Give the listing again character for character, but drop the images.

□ □ □

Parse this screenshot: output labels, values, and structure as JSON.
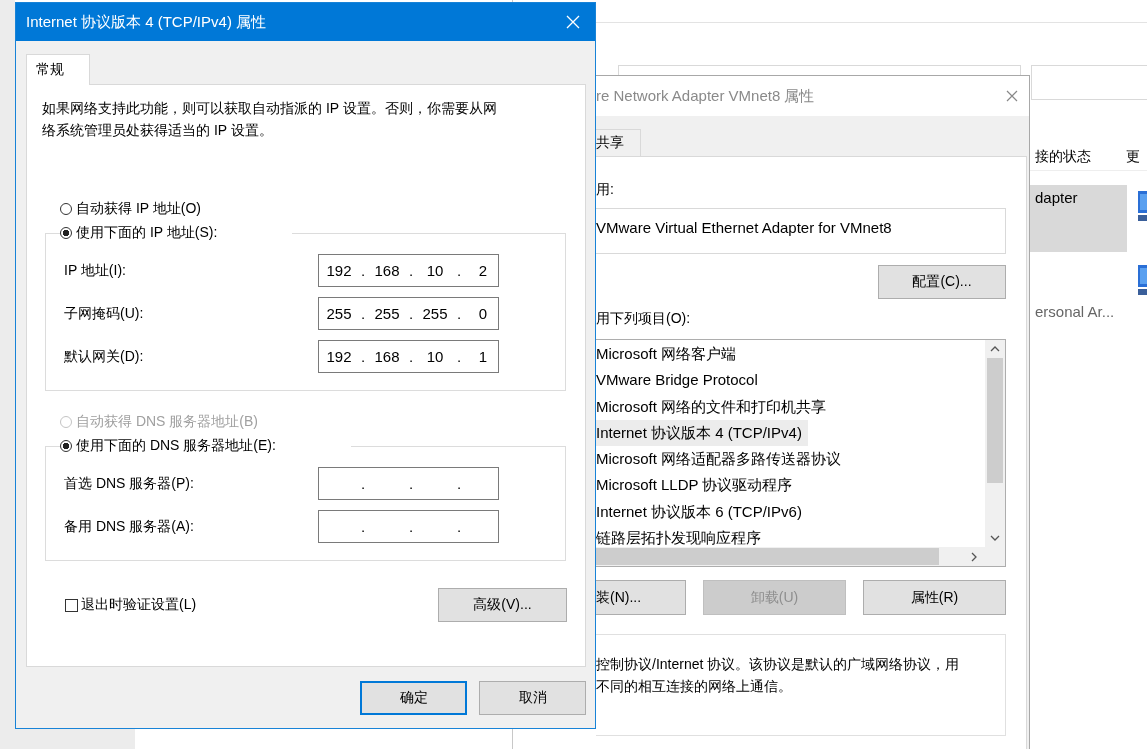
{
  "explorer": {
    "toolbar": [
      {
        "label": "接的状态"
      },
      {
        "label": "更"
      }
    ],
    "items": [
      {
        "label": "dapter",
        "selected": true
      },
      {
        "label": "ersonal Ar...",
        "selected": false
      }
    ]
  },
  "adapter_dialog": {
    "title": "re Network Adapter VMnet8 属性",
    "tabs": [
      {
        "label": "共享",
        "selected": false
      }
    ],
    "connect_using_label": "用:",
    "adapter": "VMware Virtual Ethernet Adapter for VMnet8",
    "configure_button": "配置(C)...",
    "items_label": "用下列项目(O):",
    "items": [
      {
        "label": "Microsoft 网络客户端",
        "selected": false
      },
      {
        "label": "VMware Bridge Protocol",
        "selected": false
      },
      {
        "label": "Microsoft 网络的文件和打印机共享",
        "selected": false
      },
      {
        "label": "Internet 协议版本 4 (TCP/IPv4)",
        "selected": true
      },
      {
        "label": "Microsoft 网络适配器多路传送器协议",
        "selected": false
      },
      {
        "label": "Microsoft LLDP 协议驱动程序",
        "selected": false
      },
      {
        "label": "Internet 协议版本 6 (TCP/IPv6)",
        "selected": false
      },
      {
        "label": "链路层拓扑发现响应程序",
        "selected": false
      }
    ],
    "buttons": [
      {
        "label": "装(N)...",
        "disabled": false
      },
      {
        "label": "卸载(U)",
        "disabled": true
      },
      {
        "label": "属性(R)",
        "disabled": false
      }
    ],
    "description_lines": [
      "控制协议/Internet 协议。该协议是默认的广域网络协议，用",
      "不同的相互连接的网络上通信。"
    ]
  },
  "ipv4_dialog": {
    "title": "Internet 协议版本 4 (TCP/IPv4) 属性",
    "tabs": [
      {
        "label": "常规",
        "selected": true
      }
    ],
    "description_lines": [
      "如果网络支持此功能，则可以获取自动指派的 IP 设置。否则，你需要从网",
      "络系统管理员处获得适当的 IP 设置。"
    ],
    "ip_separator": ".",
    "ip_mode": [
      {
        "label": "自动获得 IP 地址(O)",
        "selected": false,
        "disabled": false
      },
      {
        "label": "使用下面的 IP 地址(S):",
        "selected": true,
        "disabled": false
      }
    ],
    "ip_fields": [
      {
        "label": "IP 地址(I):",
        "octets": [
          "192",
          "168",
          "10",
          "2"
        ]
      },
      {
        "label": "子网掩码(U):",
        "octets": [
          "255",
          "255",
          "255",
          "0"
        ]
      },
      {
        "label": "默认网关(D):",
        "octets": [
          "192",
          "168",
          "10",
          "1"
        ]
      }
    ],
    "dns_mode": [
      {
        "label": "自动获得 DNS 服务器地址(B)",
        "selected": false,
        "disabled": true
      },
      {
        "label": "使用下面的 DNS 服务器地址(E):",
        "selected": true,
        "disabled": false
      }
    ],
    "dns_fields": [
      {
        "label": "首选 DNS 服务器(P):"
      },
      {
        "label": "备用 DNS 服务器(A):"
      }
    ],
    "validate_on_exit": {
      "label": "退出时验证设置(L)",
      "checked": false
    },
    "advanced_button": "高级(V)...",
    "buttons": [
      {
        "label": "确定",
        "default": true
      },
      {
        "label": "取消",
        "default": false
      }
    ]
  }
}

□ □ □

_Expected output_
Parse this screenshot: output labels, values, and structure as JSON.
{
  "explorer": {
    "toolbar": [
      {
        "label": "接的状态"
      },
      {
        "label": "更"
      }
    ],
    "items": [
      {
        "label": "dapter",
        "selected": true
      },
      {
        "label": "ersonal Ar...",
        "selected": false
      }
    ]
  },
  "adapter_dialog": {
    "title": "re Network Adapter VMnet8 属性",
    "tabs": [
      {
        "label": "共享",
        "selected": false
      }
    ],
    "connect_using_label": "用:",
    "adapter": "VMware Virtual Ethernet Adapter for VMnet8",
    "configure_button": "配置(C)...",
    "items_label": "用下列项目(O):",
    "items": [
      {
        "label": "Microsoft 网络客户端",
        "selected": false
      },
      {
        "label": "VMware Bridge Protocol",
        "selected": false
      },
      {
        "label": "Microsoft 网络的文件和打印机共享",
        "selected": false
      },
      {
        "label": "Internet 协议版本 4 (TCP/IPv4)",
        "selected": true
      },
      {
        "label": "Microsoft 网络适配器多路传送器协议",
        "selected": false
      },
      {
        "label": "Microsoft LLDP 协议驱动程序",
        "selected": false
      },
      {
        "label": "Internet 协议版本 6 (TCP/IPv6)",
        "selected": false
      },
      {
        "label": "链路层拓扑发现响应程序",
        "selected": false
      }
    ],
    "buttons": [
      {
        "label": "装(N)...",
        "disabled": false
      },
      {
        "label": "卸载(U)",
        "disabled": true
      },
      {
        "label": "属性(R)",
        "disabled": false
      }
    ],
    "description_lines": [
      "控制协议/Internet 协议。该协议是默认的广域网络协议，用",
      "不同的相互连接的网络上通信。"
    ]
  },
  "ipv4_dialog": {
    "title": "Internet 协议版本 4 (TCP/IPv4) 属性",
    "tabs": [
      {
        "label": "常规",
        "selected": true
      }
    ],
    "description_lines": [
      "如果网络支持此功能，则可以获取自动指派的 IP 设置。否则，你需要从网",
      "络系统管理员处获得适当的 IP 设置。"
    ],
    "ip_separator": ".",
    "ip_mode": [
      {
        "label": "自动获得 IP 地址(O)",
        "selected": false,
        "disabled": false
      },
      {
        "label": "使用下面的 IP 地址(S):",
        "selected": true,
        "disabled": false
      }
    ],
    "ip_fields": [
      {
        "label": "IP 地址(I):",
        "octets": [
          "192",
          "168",
          "10",
          "2"
        ]
      },
      {
        "label": "子网掩码(U):",
        "octets": [
          "255",
          "255",
          "255",
          "0"
        ]
      },
      {
        "label": "默认网关(D):",
        "octets": [
          "192",
          "168",
          "10",
          "1"
        ]
      }
    ],
    "dns_mode": [
      {
        "label": "自动获得 DNS 服务器地址(B)",
        "selected": false,
        "disabled": true
      },
      {
        "label": "使用下面的 DNS 服务器地址(E):",
        "selected": true,
        "disabled": false
      }
    ],
    "dns_fields": [
      {
        "label": "首选 DNS 服务器(P):"
      },
      {
        "label": "备用 DNS 服务器(A):"
      }
    ],
    "validate_on_exit": {
      "label": "退出时验证设置(L)",
      "checked": false
    },
    "advanced_button": "高级(V)...",
    "buttons": [
      {
        "label": "确定",
        "default": true
      },
      {
        "label": "取消",
        "default": false
      }
    ]
  }
}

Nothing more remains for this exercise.